++++ Material provided ++++

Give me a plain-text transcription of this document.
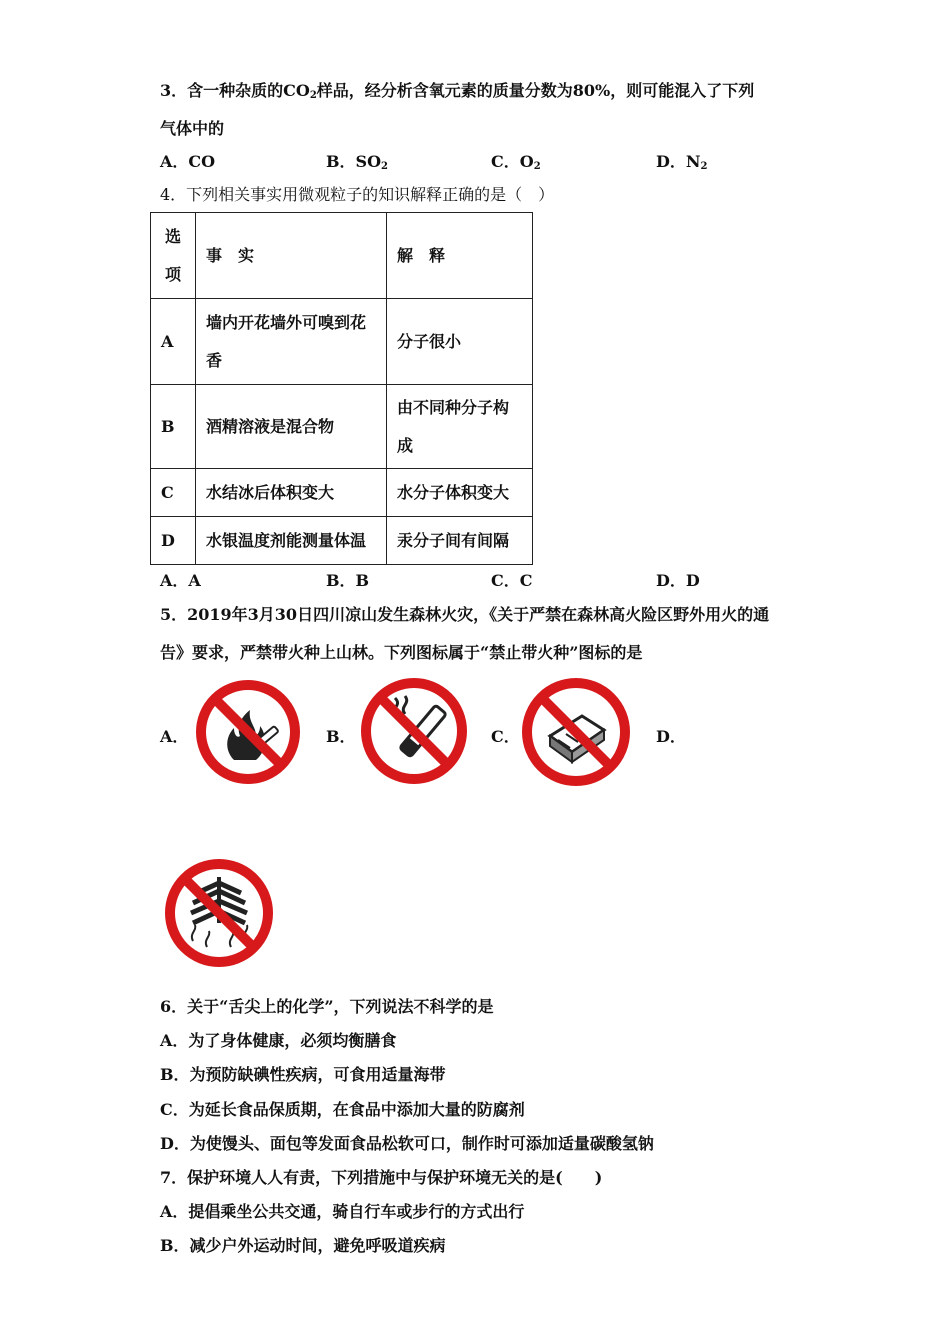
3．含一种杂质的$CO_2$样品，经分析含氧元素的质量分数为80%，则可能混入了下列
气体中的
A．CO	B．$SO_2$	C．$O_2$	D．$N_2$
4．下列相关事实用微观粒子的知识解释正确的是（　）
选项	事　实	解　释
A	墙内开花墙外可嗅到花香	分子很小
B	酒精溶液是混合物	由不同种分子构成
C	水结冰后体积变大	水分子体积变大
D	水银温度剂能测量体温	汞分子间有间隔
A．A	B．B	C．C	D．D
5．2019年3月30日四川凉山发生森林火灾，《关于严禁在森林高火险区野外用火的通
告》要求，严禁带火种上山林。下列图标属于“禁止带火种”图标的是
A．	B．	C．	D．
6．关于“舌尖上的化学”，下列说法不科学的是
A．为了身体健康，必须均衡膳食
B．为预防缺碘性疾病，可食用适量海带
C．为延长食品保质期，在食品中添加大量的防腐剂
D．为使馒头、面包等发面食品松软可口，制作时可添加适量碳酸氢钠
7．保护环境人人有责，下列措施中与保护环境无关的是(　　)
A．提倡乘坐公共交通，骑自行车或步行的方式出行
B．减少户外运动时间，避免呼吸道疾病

++++

Work required: Write out each line again precisely as it appears, skipping every picture.

Response to the task:
Give me a plain-text transcription of this document.
3．含一种杂质的$CO_2$样品，经分析含氧元素的质量分数为80%，则可能混入了下列
气体中的
A．CO	B．$SO_2$	C．$O_2$	D．$N_2$
4．下列相关事实用微观粒子的知识解释正确的是（　）
选项	事　实	解　释
A	墙内开花墙外可嗅到花香	分子很小
B	酒精溶液是混合物	由不同种分子构成
C	水结冰后体积变大	水分子体积变大
D	水银温度剂能测量体温	汞分子间有间隔
A．A	B．B	C．C	D．D
5．2019年3月30日四川凉山发生森林火灾，《关于严禁在森林高火险区野外用火的通
告》要求，严禁带火种上山林。下列图标属于“禁止带火种”图标的是
A．	B．	C．	D．
6．关于“舌尖上的化学”，下列说法不科学的是
A．为了身体健康，必须均衡膳食
B．为预防缺碘性疾病，可食用适量海带
C．为延长食品保质期，在食品中添加大量的防腐剂
D．为使馒头、面包等发面食品松软可口，制作时可添加适量碳酸氢钠
7．保护环境人人有责，下列措施中与保护环境无关的是(　　)
A．提倡乘坐公共交通，骑自行车或步行的方式出行
B．减少户外运动时间，避免呼吸道疾病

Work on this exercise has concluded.